▸ **Rows from a dataset**

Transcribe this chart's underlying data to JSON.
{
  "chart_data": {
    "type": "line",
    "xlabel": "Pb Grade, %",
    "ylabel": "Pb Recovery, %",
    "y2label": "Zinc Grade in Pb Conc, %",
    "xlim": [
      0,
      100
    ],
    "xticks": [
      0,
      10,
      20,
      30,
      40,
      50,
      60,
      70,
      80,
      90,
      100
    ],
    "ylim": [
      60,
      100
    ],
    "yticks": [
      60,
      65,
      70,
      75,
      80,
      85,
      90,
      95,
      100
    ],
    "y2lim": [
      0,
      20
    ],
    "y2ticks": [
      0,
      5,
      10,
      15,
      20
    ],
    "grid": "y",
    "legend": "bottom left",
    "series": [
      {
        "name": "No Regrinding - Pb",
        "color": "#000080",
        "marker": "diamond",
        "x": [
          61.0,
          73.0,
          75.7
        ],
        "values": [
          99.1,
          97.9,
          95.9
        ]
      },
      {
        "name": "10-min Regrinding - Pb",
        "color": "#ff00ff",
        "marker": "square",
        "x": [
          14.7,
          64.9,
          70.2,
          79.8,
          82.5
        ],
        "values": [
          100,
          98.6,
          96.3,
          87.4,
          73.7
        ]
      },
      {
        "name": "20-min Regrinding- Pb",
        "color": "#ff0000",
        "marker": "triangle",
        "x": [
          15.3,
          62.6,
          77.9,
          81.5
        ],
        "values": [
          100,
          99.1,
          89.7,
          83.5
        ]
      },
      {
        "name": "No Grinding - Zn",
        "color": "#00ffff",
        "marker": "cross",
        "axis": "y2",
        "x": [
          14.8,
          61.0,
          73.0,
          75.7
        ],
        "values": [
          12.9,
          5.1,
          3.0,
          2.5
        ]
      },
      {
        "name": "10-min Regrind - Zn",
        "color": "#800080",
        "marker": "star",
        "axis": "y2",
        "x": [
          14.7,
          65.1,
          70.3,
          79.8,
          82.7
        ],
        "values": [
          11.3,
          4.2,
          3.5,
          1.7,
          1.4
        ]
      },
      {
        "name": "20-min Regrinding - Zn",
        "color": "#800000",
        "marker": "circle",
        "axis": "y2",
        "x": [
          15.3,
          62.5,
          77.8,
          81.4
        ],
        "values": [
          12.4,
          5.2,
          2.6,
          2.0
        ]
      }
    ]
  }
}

▸ **Your task**
Filter the records above for lines containing the word "marker", and copy those lines.

▸ **Result for this task**
        "marker": "diamond",
        "marker": "square",
        "marker": "triangle",
        "marker": "cross",
        "marker": "star",
        "marker": "circle",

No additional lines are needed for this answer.